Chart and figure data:
--
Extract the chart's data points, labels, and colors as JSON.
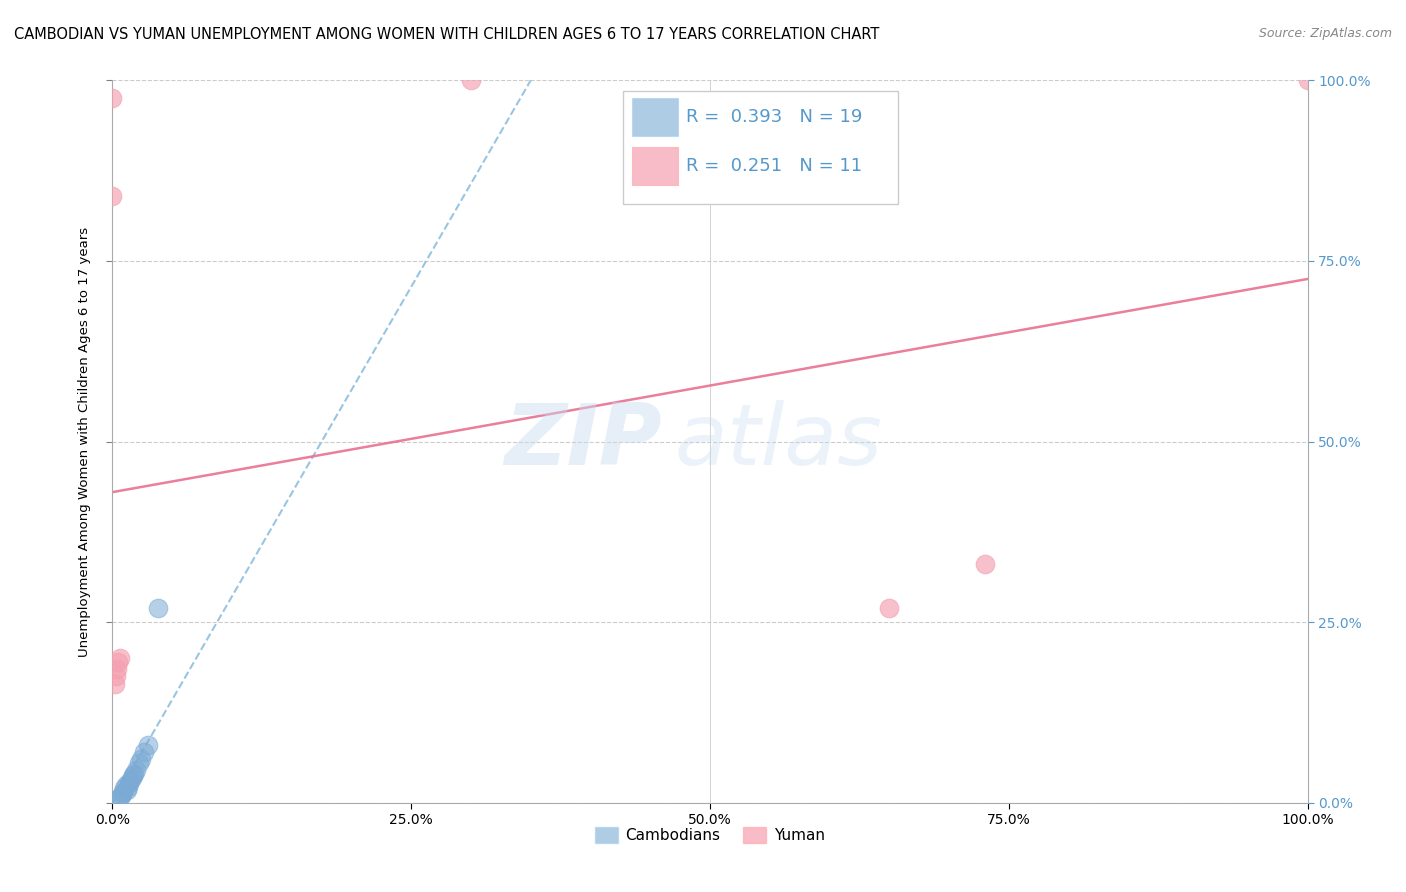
{
  "title": "CAMBODIAN VS YUMAN UNEMPLOYMENT AMONG WOMEN WITH CHILDREN AGES 6 TO 17 YEARS CORRELATION CHART",
  "source": "Source: ZipAtlas.com",
  "ylabel": "Unemployment Among Women with Children Ages 6 to 17 years",
  "watermark_zip": "ZIP",
  "watermark_atlas": "atlas",
  "xlim": [
    0,
    1.0
  ],
  "ylim": [
    0,
    1.0
  ],
  "xticks": [
    0.0,
    0.25,
    0.5,
    0.75,
    1.0
  ],
  "yticks": [
    0.0,
    0.25,
    0.5,
    0.75,
    1.0
  ],
  "xtick_labels": [
    "0.0%",
    "25.0%",
    "50.0%",
    "75.0%",
    "100.0%"
  ],
  "right_ytick_labels": [
    "0.0%",
    "25.0%",
    "50.0%",
    "75.0%",
    "100.0%"
  ],
  "cambodian_color": "#7BAAD4",
  "yuman_color": "#F4A0B0",
  "trend_cambodian_color": "#88BBDD",
  "trend_yuman_color": "#E87090",
  "legend_R_cambodian": "0.393",
  "legend_N_cambodian": "19",
  "legend_R_yuman": "0.251",
  "legend_N_yuman": "11",
  "cambodian_x": [
    0.005,
    0.007,
    0.008,
    0.009,
    0.01,
    0.011,
    0.012,
    0.013,
    0.014,
    0.015,
    0.016,
    0.017,
    0.018,
    0.02,
    0.022,
    0.024,
    0.026,
    0.03,
    0.038
  ],
  "cambodian_y": [
    0.005,
    0.01,
    0.012,
    0.015,
    0.02,
    0.025,
    0.018,
    0.022,
    0.028,
    0.03,
    0.035,
    0.038,
    0.04,
    0.045,
    0.055,
    0.06,
    0.07,
    0.08,
    0.27
  ],
  "yuman_x": [
    0.0,
    0.0,
    0.002,
    0.003,
    0.004,
    0.005,
    0.006,
    0.3,
    0.65,
    0.73,
    1.0
  ],
  "yuman_y": [
    0.975,
    0.84,
    0.165,
    0.175,
    0.185,
    0.195,
    0.2,
    1.0,
    0.27,
    0.33,
    1.0
  ],
  "cambodian_trend_x": [
    0.0,
    0.35
  ],
  "cambodian_trend_y": [
    0.0,
    1.0
  ],
  "yuman_trend_x": [
    0.0,
    1.0
  ],
  "yuman_trend_y": [
    0.43,
    0.725
  ],
  "title_fontsize": 10.5,
  "axis_label_fontsize": 9.5,
  "tick_fontsize": 10,
  "legend_fontsize": 13,
  "source_fontsize": 9,
  "dot_size": 180,
  "background_color": "#FFFFFF",
  "grid_color": "#CCCCCC",
  "right_tick_color": "#5599CC",
  "legend_text_color": "#5599CC"
}
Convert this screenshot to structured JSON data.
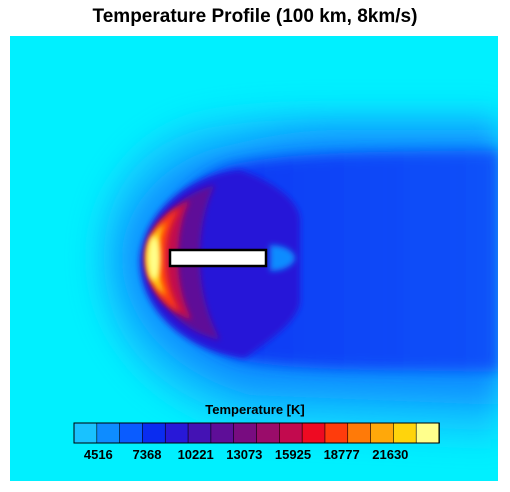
--
Aim of the exercise: Above are the records; reproduce them exactly and leave out the pictures.

Complete response:
Extract the chart's data points, labels, and colors as JSON.
{
  "title": "CAMBODIAN VS YUMAN UNEMPLOYMENT AMONG WOMEN WITH CHILDREN AGES 6 TO 17 YEARS CORRELATION CHART",
  "source": "Source: ZipAtlas.com",
  "ylabel": "Unemployment Among Women with Children Ages 6 to 17 years",
  "watermark_zip": "ZIP",
  "watermark_atlas": "atlas",
  "xlim": [
    0,
    1.0
  ],
  "ylim": [
    0,
    1.0
  ],
  "xticks": [
    0.0,
    0.25,
    0.5,
    0.75,
    1.0
  ],
  "yticks": [
    0.0,
    0.25,
    0.5,
    0.75,
    1.0
  ],
  "xtick_labels": [
    "0.0%",
    "25.0%",
    "50.0%",
    "75.0%",
    "100.0%"
  ],
  "right_ytick_labels": [
    "0.0%",
    "25.0%",
    "50.0%",
    "75.0%",
    "100.0%"
  ],
  "cambodian_color": "#7BAAD4",
  "yuman_color": "#F4A0B0",
  "trend_cambodian_color": "#88BBDD",
  "trend_yuman_color": "#E87090",
  "legend_R_cambodian": "0.393",
  "legend_N_cambodian": "19",
  "legend_R_yuman": "0.251",
  "legend_N_yuman": "11",
  "cambodian_x": [
    0.005,
    0.007,
    0.008,
    0.009,
    0.01,
    0.011,
    0.012,
    0.013,
    0.014,
    0.015,
    0.016,
    0.017,
    0.018,
    0.02,
    0.022,
    0.024,
    0.026,
    0.03,
    0.038
  ],
  "cambodian_y": [
    0.005,
    0.01,
    0.012,
    0.015,
    0.02,
    0.025,
    0.018,
    0.022,
    0.028,
    0.03,
    0.035,
    0.038,
    0.04,
    0.045,
    0.055,
    0.06,
    0.07,
    0.08,
    0.27
  ],
  "yuman_x": [
    0.0,
    0.0,
    0.002,
    0.003,
    0.004,
    0.005,
    0.006,
    0.3,
    0.65,
    0.73,
    1.0
  ],
  "yuman_y": [
    0.975,
    0.84,
    0.165,
    0.175,
    0.185,
    0.195,
    0.2,
    1.0,
    0.27,
    0.33,
    1.0
  ],
  "cambodian_trend_x": [
    0.0,
    0.35
  ],
  "cambodian_trend_y": [
    0.0,
    1.0
  ],
  "yuman_trend_x": [
    0.0,
    1.0
  ],
  "yuman_trend_y": [
    0.43,
    0.725
  ],
  "title_fontsize": 10.5,
  "axis_label_fontsize": 9.5,
  "tick_fontsize": 10,
  "legend_fontsize": 13,
  "source_fontsize": 9,
  "dot_size": 180,
  "background_color": "#FFFFFF",
  "grid_color": "#CCCCCC",
  "right_tick_color": "#5599CC",
  "legend_text_color": "#5599CC"
}
Convert this screenshot to structured JSON data.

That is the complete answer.